start EXCERPTED DATA

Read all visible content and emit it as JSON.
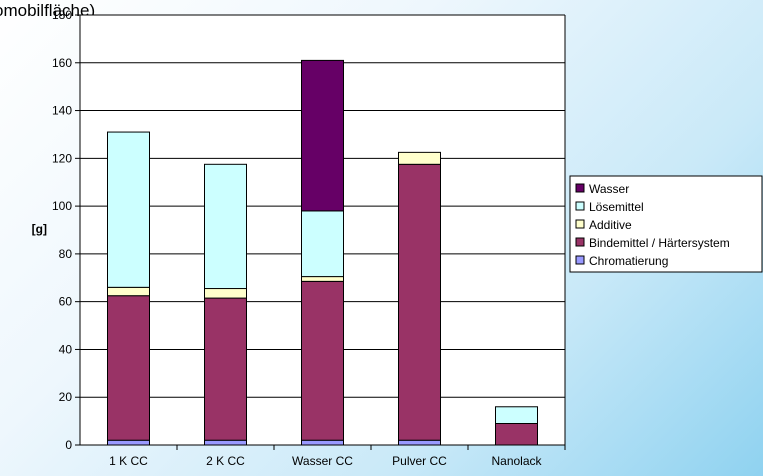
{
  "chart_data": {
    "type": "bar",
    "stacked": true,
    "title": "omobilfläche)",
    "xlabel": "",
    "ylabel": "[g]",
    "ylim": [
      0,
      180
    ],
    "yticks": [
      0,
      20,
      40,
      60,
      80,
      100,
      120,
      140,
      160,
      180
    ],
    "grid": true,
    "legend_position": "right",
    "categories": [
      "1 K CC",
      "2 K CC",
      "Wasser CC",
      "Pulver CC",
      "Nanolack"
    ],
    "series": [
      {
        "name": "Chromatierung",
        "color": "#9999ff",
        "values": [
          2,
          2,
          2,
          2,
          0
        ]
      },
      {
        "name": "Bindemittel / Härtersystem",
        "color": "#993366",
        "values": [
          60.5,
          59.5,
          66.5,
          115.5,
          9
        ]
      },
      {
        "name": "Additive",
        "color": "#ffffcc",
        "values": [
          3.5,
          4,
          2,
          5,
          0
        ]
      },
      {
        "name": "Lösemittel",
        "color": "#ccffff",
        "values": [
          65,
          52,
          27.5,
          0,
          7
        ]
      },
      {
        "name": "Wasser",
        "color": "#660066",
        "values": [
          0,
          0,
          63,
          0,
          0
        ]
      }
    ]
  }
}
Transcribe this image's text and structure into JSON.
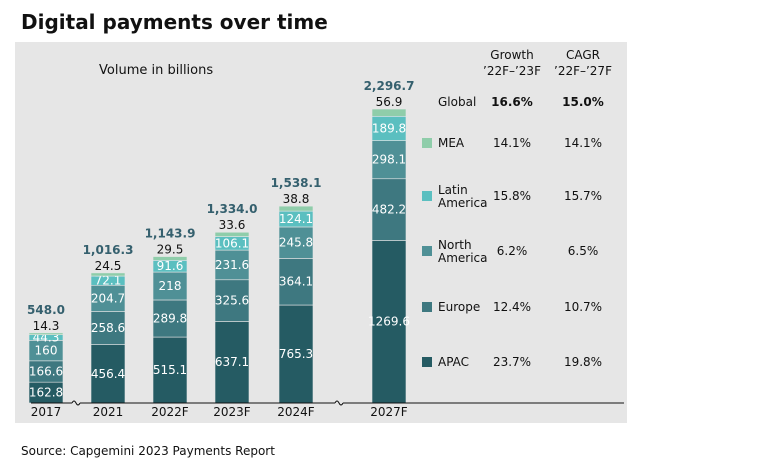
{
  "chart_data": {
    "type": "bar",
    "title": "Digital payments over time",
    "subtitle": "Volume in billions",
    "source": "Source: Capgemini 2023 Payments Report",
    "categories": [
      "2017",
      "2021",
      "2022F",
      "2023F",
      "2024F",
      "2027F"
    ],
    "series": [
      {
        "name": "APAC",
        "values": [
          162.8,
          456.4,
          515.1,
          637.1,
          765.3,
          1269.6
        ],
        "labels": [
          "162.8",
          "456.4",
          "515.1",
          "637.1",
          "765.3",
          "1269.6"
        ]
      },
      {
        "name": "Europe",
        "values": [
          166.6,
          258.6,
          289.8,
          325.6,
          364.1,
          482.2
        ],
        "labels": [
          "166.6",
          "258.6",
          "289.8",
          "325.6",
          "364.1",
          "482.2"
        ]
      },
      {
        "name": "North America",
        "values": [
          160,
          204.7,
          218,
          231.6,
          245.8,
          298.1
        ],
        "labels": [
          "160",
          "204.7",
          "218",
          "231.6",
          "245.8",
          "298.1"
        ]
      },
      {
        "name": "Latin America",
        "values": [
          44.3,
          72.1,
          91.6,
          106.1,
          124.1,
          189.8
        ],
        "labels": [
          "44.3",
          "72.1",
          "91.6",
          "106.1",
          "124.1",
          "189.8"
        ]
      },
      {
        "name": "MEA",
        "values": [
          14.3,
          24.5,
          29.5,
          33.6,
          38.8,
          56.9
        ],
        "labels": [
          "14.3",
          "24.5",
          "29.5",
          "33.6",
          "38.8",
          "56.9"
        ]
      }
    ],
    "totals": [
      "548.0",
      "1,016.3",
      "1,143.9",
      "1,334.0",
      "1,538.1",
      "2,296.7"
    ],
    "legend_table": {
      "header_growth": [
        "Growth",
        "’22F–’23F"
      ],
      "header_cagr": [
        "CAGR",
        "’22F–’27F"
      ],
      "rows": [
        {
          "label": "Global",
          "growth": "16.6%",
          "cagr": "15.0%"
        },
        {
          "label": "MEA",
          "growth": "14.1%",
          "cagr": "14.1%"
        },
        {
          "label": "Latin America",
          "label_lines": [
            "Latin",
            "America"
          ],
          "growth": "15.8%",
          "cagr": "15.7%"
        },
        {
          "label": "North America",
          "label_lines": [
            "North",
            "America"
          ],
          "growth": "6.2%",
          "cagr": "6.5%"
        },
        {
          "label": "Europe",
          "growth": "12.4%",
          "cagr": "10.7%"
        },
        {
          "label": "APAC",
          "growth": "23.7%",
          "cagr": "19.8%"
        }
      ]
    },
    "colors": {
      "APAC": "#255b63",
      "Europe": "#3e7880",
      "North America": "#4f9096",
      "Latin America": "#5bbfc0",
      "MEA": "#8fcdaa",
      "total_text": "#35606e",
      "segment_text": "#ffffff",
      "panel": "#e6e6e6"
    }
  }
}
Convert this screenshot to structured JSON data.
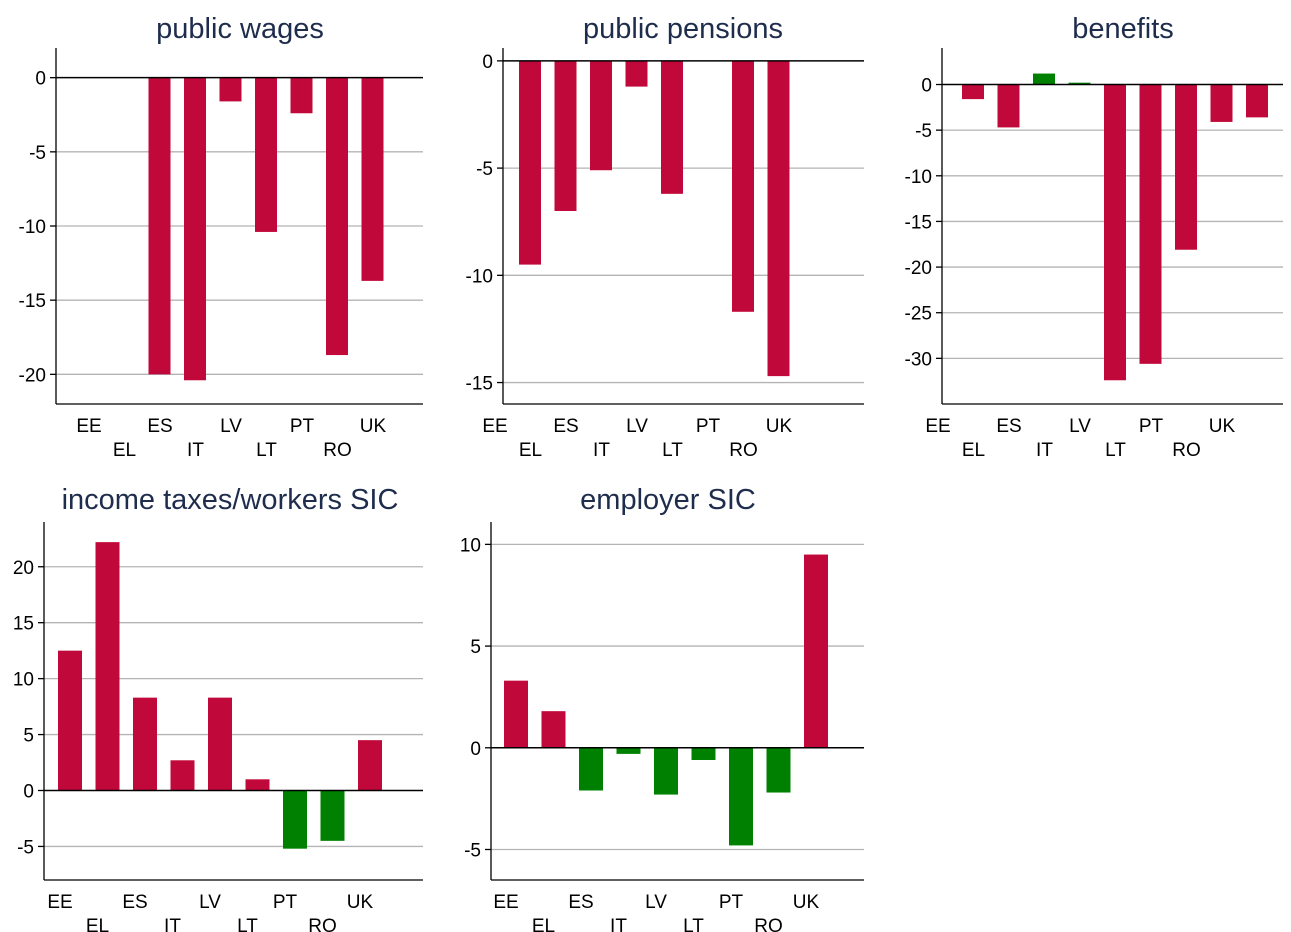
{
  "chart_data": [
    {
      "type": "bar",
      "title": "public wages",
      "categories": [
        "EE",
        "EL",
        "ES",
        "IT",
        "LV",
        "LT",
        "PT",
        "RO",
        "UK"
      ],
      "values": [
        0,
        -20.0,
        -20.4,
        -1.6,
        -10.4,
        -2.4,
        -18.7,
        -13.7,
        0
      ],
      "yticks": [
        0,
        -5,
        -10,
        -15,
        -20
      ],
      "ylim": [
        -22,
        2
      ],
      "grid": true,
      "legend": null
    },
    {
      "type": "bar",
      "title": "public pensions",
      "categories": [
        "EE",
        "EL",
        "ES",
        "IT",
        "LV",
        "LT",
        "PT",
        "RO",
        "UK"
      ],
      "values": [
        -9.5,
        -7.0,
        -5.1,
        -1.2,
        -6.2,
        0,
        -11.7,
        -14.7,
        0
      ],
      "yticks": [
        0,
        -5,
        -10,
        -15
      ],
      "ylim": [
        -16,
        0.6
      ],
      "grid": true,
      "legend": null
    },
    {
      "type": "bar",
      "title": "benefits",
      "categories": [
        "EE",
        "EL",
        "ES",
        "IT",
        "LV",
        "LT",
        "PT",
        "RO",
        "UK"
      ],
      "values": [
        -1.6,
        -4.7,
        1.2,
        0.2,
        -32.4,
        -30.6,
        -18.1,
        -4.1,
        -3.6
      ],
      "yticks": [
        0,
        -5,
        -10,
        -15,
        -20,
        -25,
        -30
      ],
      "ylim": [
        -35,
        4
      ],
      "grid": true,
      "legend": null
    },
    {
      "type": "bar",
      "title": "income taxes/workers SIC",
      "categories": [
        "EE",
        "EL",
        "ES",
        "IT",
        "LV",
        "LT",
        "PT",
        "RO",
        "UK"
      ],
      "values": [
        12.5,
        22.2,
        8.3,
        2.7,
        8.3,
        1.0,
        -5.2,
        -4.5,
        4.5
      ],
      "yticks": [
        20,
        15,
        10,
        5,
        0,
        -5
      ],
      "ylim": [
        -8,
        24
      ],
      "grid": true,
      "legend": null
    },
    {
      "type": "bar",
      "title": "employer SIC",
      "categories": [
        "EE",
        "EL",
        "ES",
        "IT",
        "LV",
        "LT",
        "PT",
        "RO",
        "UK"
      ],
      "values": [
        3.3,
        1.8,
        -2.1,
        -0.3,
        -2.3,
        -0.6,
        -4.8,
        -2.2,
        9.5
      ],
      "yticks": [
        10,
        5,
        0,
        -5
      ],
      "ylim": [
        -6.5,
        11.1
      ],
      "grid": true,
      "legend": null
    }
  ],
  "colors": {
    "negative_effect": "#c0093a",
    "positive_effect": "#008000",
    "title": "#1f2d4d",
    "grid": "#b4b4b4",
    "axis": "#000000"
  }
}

end EXCERPTED DATA

- YOUR TASK: Find the lines containing "JSON" and list every one of them.

- FINAL RESULT:
Read all visible content and emit it as JSON.
Transcribe this image's text and structure into JSON.
Convert this screenshot to structured JSON data.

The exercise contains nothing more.